--- Requirement ---
Pictures should be excluded; otherwise, copy every entry exactly.

[Dataset listings of figures]
··········

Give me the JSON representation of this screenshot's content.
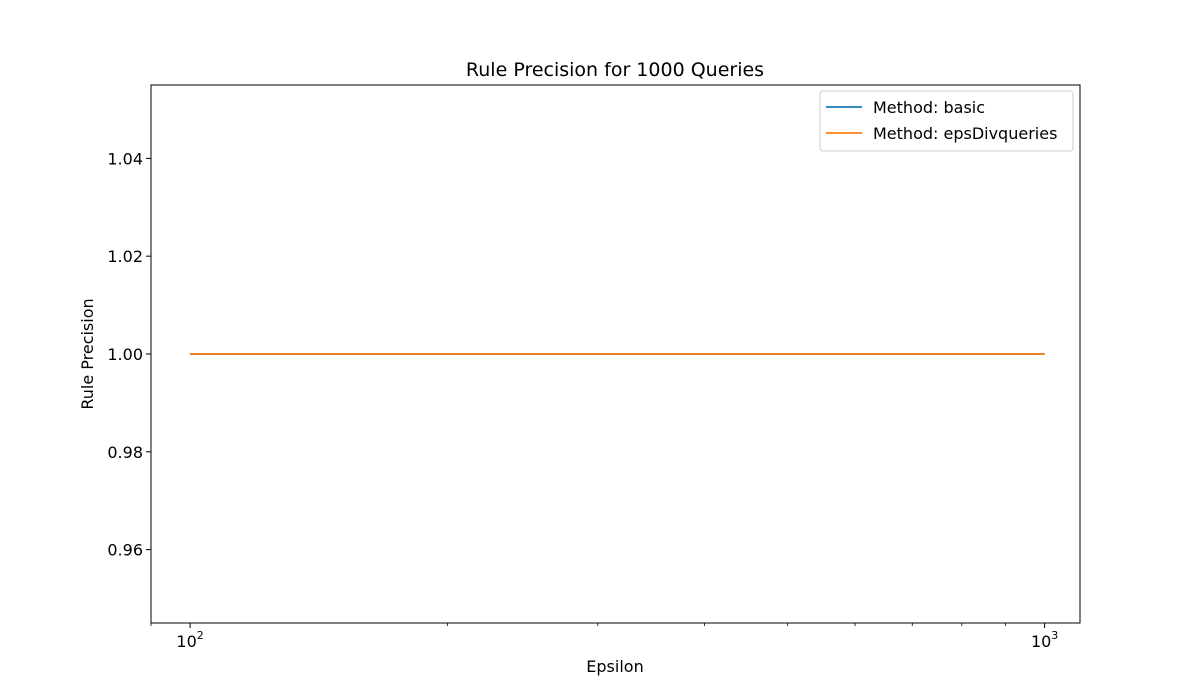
{
  "chart_data": {
    "type": "line",
    "title": "Rule Precision for 1000 Queries",
    "xlabel": "Epsilon",
    "ylabel": "Rule Precision",
    "xscale": "log",
    "xlim": [
      90,
      1100
    ],
    "ylim": [
      0.945,
      1.055
    ],
    "x_ticks": [
      {
        "base": "10",
        "exp": "2",
        "value": 100
      },
      {
        "base": "10",
        "exp": "3",
        "value": 1000
      }
    ],
    "y_ticks": [
      "0.96",
      "0.98",
      "1.00",
      "1.02",
      "1.04"
    ],
    "grid": false,
    "legend_position": "top-right",
    "series": [
      {
        "name": "Method: basic",
        "color": "#1f77b4",
        "x": [
          100,
          1000
        ],
        "y": [
          1.0,
          1.0
        ]
      },
      {
        "name": "Method: epsDivqueries",
        "color": "#ff7f0e",
        "x": [
          100,
          1000
        ],
        "y": [
          1.0,
          1.0
        ]
      }
    ]
  }
}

··········

--- Exercise response ---
Give me the JSON representation of this screenshot's content.
{
  "chart_data": {
    "type": "line",
    "title": "Rule Precision for 1000 Queries",
    "xlabel": "Epsilon",
    "ylabel": "Rule Precision",
    "xscale": "log",
    "xlim": [
      90,
      1100
    ],
    "ylim": [
      0.945,
      1.055
    ],
    "x_ticks": [
      {
        "base": "10",
        "exp": "2",
        "value": 100
      },
      {
        "base": "10",
        "exp": "3",
        "value": 1000
      }
    ],
    "y_ticks": [
      "0.96",
      "0.98",
      "1.00",
      "1.02",
      "1.04"
    ],
    "grid": false,
    "legend_position": "top-right",
    "series": [
      {
        "name": "Method: basic",
        "color": "#1f77b4",
        "x": [
          100,
          1000
        ],
        "y": [
          1.0,
          1.0
        ]
      },
      {
        "name": "Method: epsDivqueries",
        "color": "#ff7f0e",
        "x": [
          100,
          1000
        ],
        "y": [
          1.0,
          1.0
        ]
      }
    ]
  }
}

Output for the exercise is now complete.